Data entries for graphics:
⁂

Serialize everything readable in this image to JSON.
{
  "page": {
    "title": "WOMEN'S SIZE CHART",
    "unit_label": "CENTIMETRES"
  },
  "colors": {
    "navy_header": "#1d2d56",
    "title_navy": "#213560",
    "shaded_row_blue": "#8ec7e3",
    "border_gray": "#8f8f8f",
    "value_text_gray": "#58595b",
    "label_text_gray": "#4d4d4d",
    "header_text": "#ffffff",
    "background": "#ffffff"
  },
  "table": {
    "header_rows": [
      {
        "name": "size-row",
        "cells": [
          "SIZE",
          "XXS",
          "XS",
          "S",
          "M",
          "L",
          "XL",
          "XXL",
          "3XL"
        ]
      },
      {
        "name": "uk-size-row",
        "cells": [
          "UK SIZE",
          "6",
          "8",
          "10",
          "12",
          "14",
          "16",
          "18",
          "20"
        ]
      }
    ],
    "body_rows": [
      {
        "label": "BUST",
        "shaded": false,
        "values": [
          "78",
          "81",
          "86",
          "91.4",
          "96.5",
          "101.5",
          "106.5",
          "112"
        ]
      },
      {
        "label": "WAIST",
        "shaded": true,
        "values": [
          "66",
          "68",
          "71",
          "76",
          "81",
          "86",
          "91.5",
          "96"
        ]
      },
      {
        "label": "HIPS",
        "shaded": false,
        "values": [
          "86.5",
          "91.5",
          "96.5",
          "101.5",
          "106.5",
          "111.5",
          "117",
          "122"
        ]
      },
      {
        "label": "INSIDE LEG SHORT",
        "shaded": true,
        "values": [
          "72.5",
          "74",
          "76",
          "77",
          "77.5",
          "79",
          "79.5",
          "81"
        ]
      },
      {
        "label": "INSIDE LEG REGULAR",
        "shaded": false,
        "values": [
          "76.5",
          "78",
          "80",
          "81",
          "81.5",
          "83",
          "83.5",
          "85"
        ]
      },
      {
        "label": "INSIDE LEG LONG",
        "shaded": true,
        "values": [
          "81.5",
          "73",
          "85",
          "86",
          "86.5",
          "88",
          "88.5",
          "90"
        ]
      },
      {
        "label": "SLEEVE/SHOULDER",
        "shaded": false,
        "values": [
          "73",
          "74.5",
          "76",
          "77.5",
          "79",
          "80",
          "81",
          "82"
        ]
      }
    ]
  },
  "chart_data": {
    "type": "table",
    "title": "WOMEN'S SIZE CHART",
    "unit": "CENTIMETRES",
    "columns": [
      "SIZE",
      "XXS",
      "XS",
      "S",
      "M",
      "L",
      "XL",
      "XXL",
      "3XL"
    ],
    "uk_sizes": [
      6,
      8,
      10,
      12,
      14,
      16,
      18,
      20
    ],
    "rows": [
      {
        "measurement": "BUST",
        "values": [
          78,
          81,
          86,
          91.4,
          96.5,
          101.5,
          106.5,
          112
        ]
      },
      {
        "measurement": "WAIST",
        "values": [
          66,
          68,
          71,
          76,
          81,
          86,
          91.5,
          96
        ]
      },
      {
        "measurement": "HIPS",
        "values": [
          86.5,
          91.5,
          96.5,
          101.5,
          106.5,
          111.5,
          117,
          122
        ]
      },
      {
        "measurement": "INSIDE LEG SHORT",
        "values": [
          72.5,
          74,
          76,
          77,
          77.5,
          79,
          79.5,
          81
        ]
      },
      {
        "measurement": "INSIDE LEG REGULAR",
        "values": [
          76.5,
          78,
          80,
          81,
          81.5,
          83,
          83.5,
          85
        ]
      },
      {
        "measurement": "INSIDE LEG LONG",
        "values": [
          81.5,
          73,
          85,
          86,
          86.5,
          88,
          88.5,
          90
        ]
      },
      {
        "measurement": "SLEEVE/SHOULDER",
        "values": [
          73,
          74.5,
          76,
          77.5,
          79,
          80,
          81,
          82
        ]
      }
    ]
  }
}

⁂

- **Stated goal**
Copy all of the data. Keep every word exactly as it is.

- **Task output**
Serialize everything readable in this image to JSON.
{
  "page": {
    "title": "WOMEN'S SIZE CHART",
    "unit_label": "CENTIMETRES"
  },
  "colors": {
    "navy_header": "#1d2d56",
    "title_navy": "#213560",
    "shaded_row_blue": "#8ec7e3",
    "border_gray": "#8f8f8f",
    "value_text_gray": "#58595b",
    "label_text_gray": "#4d4d4d",
    "header_text": "#ffffff",
    "background": "#ffffff"
  },
  "table": {
    "header_rows": [
      {
        "name": "size-row",
        "cells": [
          "SIZE",
          "XXS",
          "XS",
          "S",
          "M",
          "L",
          "XL",
          "XXL",
          "3XL"
        ]
      },
      {
        "name": "uk-size-row",
        "cells": [
          "UK SIZE",
          "6",
          "8",
          "10",
          "12",
          "14",
          "16",
          "18",
          "20"
        ]
      }
    ],
    "body_rows": [
      {
        "label": "BUST",
        "shaded": false,
        "values": [
          "78",
          "81",
          "86",
          "91.4",
          "96.5",
          "101.5",
          "106.5",
          "112"
        ]
      },
      {
        "label": "WAIST",
        "shaded": true,
        "values": [
          "66",
          "68",
          "71",
          "76",
          "81",
          "86",
          "91.5",
          "96"
        ]
      },
      {
        "label": "HIPS",
        "shaded": false,
        "values": [
          "86.5",
          "91.5",
          "96.5",
          "101.5",
          "106.5",
          "111.5",
          "117",
          "122"
        ]
      },
      {
        "label": "INSIDE LEG SHORT",
        "shaded": true,
        "values": [
          "72.5",
          "74",
          "76",
          "77",
          "77.5",
          "79",
          "79.5",
          "81"
        ]
      },
      {
        "label": "INSIDE LEG REGULAR",
        "shaded": false,
        "values": [
          "76.5",
          "78",
          "80",
          "81",
          "81.5",
          "83",
          "83.5",
          "85"
        ]
      },
      {
        "label": "INSIDE LEG LONG",
        "shaded": true,
        "values": [
          "81.5",
          "73",
          "85",
          "86",
          "86.5",
          "88",
          "88.5",
          "90"
        ]
      },
      {
        "label": "SLEEVE/SHOULDER",
        "shaded": false,
        "values": [
          "73",
          "74.5",
          "76",
          "77.5",
          "79",
          "80",
          "81",
          "82"
        ]
      }
    ]
  },
  "chart_data": {
    "type": "table",
    "title": "WOMEN'S SIZE CHART",
    "unit": "CENTIMETRES",
    "columns": [
      "SIZE",
      "XXS",
      "XS",
      "S",
      "M",
      "L",
      "XL",
      "XXL",
      "3XL"
    ],
    "uk_sizes": [
      6,
      8,
      10,
      12,
      14,
      16,
      18,
      20
    ],
    "rows": [
      {
        "measurement": "BUST",
        "values": [
          78,
          81,
          86,
          91.4,
          96.5,
          101.5,
          106.5,
          112
        ]
      },
      {
        "measurement": "WAIST",
        "values": [
          66,
          68,
          71,
          76,
          81,
          86,
          91.5,
          96
        ]
      },
      {
        "measurement": "HIPS",
        "values": [
          86.5,
          91.5,
          96.5,
          101.5,
          106.5,
          111.5,
          117,
          122
        ]
      },
      {
        "measurement": "INSIDE LEG SHORT",
        "values": [
          72.5,
          74,
          76,
          77,
          77.5,
          79,
          79.5,
          81
        ]
      },
      {
        "measurement": "INSIDE LEG REGULAR",
        "values": [
          76.5,
          78,
          80,
          81,
          81.5,
          83,
          83.5,
          85
        ]
      },
      {
        "measurement": "INSIDE LEG LONG",
        "values": [
          81.5,
          73,
          85,
          86,
          86.5,
          88,
          88.5,
          90
        ]
      },
      {
        "measurement": "SLEEVE/SHOULDER",
        "values": [
          73,
          74.5,
          76,
          77.5,
          79,
          80,
          81,
          82
        ]
      }
    ]
  }
}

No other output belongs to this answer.